• [Description of the task]:
Copy each line that has the string "type" somewhere in it.

[Dataset entries]

—————

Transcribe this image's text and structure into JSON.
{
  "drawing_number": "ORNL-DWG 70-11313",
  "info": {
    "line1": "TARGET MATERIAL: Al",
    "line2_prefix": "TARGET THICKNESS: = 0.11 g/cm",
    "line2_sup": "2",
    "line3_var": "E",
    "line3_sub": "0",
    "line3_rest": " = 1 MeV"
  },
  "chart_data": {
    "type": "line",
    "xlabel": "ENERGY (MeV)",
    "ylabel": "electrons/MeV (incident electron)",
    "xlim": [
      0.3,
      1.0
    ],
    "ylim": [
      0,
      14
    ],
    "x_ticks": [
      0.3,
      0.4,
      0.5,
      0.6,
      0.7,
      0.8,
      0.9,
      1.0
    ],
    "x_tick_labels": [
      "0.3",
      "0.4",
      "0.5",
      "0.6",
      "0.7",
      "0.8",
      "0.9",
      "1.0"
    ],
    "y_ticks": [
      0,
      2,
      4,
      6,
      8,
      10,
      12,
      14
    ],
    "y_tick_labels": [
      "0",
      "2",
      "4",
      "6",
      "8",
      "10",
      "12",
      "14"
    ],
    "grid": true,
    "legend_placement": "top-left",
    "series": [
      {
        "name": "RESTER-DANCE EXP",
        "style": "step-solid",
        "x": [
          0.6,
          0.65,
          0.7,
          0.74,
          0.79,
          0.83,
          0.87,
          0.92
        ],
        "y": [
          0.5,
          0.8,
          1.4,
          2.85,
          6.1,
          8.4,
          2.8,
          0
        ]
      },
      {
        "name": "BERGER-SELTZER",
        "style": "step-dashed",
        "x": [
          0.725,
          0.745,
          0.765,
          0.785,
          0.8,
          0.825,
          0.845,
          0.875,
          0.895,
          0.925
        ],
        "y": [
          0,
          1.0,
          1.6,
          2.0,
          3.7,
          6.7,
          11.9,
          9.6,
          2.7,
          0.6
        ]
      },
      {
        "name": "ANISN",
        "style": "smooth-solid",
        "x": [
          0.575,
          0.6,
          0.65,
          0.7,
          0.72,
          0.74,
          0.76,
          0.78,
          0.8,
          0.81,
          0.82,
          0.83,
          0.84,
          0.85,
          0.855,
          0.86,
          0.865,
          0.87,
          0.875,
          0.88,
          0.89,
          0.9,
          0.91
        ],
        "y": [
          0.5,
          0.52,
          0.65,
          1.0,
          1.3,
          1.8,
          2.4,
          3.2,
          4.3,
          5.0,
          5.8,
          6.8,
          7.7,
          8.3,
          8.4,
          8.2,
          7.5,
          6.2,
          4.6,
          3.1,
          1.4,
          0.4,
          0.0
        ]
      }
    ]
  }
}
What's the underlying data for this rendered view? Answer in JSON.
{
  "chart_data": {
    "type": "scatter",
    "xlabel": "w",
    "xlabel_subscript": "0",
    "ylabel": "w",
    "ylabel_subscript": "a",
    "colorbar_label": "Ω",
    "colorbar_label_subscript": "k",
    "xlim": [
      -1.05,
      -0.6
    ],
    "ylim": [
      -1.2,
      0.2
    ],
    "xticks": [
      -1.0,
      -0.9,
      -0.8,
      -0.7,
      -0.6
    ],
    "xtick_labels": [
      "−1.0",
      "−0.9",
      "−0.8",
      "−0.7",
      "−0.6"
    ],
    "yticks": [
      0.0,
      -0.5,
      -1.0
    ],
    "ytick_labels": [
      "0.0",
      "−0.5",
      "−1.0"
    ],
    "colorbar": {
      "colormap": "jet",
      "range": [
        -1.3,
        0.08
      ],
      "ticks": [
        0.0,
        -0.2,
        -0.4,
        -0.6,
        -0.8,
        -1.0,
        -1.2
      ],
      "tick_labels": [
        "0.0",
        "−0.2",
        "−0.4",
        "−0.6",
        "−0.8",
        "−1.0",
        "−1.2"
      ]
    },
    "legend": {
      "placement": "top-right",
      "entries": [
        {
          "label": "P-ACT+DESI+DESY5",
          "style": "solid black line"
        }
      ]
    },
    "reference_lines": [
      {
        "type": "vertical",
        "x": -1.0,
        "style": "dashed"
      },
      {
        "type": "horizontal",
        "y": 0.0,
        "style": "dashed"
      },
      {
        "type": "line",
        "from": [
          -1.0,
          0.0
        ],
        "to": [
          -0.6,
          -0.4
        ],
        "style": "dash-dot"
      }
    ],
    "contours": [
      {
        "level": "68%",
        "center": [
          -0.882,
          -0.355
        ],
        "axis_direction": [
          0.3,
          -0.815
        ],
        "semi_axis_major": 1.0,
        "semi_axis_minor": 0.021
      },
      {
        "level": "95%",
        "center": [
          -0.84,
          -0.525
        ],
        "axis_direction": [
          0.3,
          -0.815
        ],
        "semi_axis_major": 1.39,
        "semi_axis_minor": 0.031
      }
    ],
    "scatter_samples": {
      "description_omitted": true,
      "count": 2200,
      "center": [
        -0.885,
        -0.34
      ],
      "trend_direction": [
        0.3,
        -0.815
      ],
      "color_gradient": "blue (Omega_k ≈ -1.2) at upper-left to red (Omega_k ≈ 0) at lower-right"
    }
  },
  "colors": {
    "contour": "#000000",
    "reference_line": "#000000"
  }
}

—————

• [Exercise output]:
    "type": "line",
    "type": "scatter",
        "type": "vertical",
        "type": "horizontal",
        "type": "line",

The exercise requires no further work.